:: EXERCISE PROMPT ::
Look for the string "Other" and copy every line that has it.

━━━━━ DATA SHOWN

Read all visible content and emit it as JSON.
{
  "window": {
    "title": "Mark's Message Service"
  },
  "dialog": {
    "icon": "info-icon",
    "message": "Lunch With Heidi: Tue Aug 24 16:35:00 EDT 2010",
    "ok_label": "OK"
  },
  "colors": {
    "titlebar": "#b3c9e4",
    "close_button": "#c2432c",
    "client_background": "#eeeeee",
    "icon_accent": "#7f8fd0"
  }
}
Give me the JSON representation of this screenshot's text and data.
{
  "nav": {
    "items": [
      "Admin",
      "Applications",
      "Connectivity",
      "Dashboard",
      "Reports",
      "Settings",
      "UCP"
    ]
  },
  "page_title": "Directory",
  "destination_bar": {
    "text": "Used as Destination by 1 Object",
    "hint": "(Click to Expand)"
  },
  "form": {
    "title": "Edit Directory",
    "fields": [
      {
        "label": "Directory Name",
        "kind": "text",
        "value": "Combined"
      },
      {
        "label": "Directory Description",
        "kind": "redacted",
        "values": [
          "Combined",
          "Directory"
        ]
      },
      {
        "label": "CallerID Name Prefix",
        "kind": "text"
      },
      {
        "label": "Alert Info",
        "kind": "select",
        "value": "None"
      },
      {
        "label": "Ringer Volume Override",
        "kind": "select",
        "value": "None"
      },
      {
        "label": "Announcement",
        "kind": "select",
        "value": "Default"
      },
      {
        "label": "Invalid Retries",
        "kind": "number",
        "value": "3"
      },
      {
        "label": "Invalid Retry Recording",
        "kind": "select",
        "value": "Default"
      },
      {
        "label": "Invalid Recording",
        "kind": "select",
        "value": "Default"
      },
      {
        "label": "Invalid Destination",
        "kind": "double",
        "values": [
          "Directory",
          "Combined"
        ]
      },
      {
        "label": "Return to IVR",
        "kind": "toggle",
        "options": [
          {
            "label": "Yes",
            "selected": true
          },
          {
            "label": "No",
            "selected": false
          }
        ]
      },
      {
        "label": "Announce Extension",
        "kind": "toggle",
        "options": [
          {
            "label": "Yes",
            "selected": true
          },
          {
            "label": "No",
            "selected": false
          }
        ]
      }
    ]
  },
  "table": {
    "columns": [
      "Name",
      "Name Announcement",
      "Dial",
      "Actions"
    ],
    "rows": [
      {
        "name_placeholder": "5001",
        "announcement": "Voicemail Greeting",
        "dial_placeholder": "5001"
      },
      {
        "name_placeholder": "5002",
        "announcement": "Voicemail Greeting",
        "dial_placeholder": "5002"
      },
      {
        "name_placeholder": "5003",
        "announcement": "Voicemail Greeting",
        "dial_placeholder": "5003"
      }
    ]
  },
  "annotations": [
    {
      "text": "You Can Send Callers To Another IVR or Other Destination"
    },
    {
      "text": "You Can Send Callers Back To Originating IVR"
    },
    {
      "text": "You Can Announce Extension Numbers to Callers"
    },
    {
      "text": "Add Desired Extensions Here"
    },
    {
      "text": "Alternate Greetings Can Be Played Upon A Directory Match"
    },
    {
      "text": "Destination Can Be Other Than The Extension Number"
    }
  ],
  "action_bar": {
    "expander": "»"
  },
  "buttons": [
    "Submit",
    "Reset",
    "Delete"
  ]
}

━━━━━━━━━━

:: REPLY ::
      "text": "You Can Send Callers To Another IVR or Other Destination"
      "text": "Destination Can Be Other Than The Extension Number"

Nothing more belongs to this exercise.